PROBLEM DESCRIPTION: Every entry needs to be reproduced exactly.

Collected data
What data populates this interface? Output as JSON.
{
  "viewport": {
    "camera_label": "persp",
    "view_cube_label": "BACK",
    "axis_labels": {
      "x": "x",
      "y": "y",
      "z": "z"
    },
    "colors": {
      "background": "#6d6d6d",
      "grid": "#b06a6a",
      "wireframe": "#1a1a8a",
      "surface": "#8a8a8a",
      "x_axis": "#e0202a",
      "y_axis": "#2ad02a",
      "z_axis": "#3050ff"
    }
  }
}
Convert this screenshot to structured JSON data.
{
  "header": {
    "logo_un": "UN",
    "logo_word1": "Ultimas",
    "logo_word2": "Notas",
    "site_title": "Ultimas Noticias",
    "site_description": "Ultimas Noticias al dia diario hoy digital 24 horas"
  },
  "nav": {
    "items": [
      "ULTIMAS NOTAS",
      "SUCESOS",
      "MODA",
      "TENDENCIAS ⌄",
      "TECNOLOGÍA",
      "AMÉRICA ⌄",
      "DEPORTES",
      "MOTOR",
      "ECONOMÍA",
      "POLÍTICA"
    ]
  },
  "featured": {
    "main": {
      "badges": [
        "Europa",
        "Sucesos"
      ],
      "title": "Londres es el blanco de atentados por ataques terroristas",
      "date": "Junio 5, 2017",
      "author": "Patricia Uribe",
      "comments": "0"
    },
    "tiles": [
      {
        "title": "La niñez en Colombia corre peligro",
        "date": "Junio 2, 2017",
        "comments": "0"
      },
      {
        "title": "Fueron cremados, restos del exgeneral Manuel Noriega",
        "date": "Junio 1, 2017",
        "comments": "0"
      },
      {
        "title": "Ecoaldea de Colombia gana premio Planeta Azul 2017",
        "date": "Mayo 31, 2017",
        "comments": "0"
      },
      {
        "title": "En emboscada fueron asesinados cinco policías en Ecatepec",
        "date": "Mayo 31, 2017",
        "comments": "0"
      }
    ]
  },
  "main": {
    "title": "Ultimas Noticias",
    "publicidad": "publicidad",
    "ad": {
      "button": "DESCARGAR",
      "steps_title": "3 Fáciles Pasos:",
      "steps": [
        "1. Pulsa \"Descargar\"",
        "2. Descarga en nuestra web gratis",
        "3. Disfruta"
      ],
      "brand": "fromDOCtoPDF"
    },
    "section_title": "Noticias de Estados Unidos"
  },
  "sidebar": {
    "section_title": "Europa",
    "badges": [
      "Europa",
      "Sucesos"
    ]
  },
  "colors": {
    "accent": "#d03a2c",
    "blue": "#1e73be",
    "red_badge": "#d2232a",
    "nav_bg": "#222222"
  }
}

RESULT FOR THIS EXERCISE:
What data populates this interface? Output as JSON.
{
  "viewport": {
    "camera_label": "persp",
    "view_cube_label": "BACK",
    "axis_labels": {
      "x": "x",
      "y": "y",
      "z": "z"
    },
    "colors": {
      "background": "#6d6d6d",
      "grid": "#b06a6a",
      "wireframe": "#1a1a8a",
      "surface": "#8a8a8a",
      "x_axis": "#e0202a",
      "y_axis": "#2ad02a",
      "z_axis": "#3050ff"
    }
  }
}
Convert this screenshot to structured JSON data.
{
  "header": {
    "logo_un": "UN",
    "logo_word1": "Ultimas",
    "logo_word2": "Notas",
    "site_title": "Ultimas Noticias",
    "site_description": "Ultimas Noticias al dia diario hoy digital 24 horas"
  },
  "nav": {
    "items": [
      "ULTIMAS NOTAS",
      "SUCESOS",
      "MODA",
      "TENDENCIAS ⌄",
      "TECNOLOGÍA",
      "AMÉRICA ⌄",
      "DEPORTES",
      "MOTOR",
      "ECONOMÍA",
      "POLÍTICA"
    ]
  },
  "featured": {
    "main": {
      "badges": [
        "Europa",
        "Sucesos"
      ],
      "title": "Londres es el blanco de atentados por ataques terroristas",
      "date": "Junio 5, 2017",
      "author": "Patricia Uribe",
      "comments": "0"
    },
    "tiles": [
      {
        "title": "La niñez en Colombia corre peligro",
        "date": "Junio 2, 2017",
        "comments": "0"
      },
      {
        "title": "Fueron cremados, restos del exgeneral Manuel Noriega",
        "date": "Junio 1, 2017",
        "comments": "0"
      },
      {
        "title": "Ecoaldea de Colombia gana premio Planeta Azul 2017",
        "date": "Mayo 31, 2017",
        "comments": "0"
      },
      {
        "title": "En emboscada fueron asesinados cinco policías en Ecatepec",
        "date": "Mayo 31, 2017",
        "comments": "0"
      }
    ]
  },
  "main": {
    "title": "Ultimas Noticias",
    "publicidad": "publicidad",
    "ad": {
      "button": "DESCARGAR",
      "steps_title": "3 Fáciles Pasos:",
      "steps": [
        "1. Pulsa \"Descargar\"",
        "2. Descarga en nuestra web gratis",
        "3. Disfruta"
      ],
      "brand": "fromDOCtoPDF"
    },
    "section_title": "Noticias de Estados Unidos"
  },
  "sidebar": {
    "section_title": "Europa",
    "badges": [
      "Europa",
      "Sucesos"
    ]
  },
  "colors": {
    "accent": "#d03a2c",
    "blue": "#1e73be",
    "red_badge": "#d2232a",
    "nav_bg": "#222222"
  }
}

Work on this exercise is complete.